:: GIVEN EXERCISE ::
Beginning with the line where "Output the text content of this document." appears, repeat every remaining line of the entries exactly, the last line included.

· · · · ·

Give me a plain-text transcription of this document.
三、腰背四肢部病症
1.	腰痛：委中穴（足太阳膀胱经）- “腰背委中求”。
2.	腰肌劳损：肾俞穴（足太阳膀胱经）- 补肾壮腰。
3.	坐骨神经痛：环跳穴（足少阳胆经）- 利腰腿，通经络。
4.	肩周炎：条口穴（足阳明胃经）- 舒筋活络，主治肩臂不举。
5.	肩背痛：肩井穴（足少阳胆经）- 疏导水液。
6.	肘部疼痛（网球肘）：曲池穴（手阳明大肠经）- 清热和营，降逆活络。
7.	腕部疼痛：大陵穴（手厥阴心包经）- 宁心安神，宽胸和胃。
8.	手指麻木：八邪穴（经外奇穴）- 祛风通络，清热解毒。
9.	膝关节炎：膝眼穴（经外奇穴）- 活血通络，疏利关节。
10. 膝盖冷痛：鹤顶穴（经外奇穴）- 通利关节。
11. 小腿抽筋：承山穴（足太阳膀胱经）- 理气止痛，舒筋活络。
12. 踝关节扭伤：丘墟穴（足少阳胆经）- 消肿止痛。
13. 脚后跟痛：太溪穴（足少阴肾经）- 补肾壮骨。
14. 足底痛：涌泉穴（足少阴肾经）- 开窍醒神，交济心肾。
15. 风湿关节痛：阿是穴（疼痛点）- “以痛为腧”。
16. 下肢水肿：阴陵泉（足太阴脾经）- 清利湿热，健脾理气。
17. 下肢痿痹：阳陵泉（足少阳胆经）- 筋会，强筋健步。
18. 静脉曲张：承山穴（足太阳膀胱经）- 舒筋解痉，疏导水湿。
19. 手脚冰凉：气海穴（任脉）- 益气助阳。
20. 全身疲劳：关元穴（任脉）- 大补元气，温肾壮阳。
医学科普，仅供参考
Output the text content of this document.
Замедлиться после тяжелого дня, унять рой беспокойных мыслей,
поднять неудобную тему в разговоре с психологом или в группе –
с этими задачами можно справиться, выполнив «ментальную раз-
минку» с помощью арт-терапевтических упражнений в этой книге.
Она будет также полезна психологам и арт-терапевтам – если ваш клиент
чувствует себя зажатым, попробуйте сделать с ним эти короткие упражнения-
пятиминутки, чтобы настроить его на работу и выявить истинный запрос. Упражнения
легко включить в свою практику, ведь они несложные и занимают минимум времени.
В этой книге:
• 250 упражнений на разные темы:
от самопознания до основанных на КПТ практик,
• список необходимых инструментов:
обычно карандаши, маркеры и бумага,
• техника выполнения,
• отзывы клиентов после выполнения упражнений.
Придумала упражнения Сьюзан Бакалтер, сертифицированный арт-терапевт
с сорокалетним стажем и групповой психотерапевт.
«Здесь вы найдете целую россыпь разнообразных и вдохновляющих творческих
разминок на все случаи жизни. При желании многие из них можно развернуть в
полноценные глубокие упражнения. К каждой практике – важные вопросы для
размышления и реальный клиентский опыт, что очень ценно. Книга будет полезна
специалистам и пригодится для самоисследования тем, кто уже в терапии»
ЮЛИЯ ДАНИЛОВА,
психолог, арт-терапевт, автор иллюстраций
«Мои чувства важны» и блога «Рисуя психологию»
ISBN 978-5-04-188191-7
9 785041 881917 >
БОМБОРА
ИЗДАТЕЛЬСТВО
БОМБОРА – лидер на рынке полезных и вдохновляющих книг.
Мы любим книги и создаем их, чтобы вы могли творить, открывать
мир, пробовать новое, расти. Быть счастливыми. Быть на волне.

· · · · ·

:: CORRECT RESULT ::
Output the text content of this document.
Замедлиться после тяжелого дня, унять рой беспокойных мыслей,
поднять неудобную тему в разговоре с психологом или в группе –
с этими задачами можно справиться, выполнив «ментальную раз-
минку» с помощью арт-терапевтических упражнений в этой книге.
Она будет также полезна психологам и арт-терапевтам – если ваш клиент
чувствует себя зажатым, попробуйте сделать с ним эти короткие упражнения-
пятиминутки, чтобы настроить его на работу и выявить истинный запрос. Упражнения
легко включить в свою практику, ведь они несложные и занимают минимум времени.
В этой книге:
• 250 упражнений на разные темы:
от самопознания до основанных на КПТ практик,
• список необходимых инструментов:
обычно карандаши, маркеры и бумага,
• техника выполнения,
• отзывы клиентов после выполнения упражнений.
Придумала упражнения Сьюзан Бакалтер, сертифицированный арт-терапевт
с сорокалетним стажем и групповой психотерапевт.
«Здесь вы найдете целую россыпь разнообразных и вдохновляющих творческих
разминок на все случаи жизни. При желании многие из них можно развернуть в
полноценные глубокие упражнения. К каждой практике – важные вопросы для
размышления и реальный клиентский опыт, что очень ценно. Книга будет полезна
специалистам и пригодится для самоисследования тем, кто уже в терапии»
ЮЛИЯ ДАНИЛОВА,
психолог, арт-терапевт, автор иллюстраций
«Мои чувства важны» и блога «Рисуя психологию»
ISBN 978-5-04-188191-7
9 785041 881917 >
БОМБОРА
ИЗДАТЕЛЬСТВО
БОМБОРА – лидер на рынке полезных и вдохновляющих книг.
Мы любим книги и создаем их, чтобы вы могли творить, открывать
мир, пробовать новое, расти. Быть счастливыми. Быть на волне.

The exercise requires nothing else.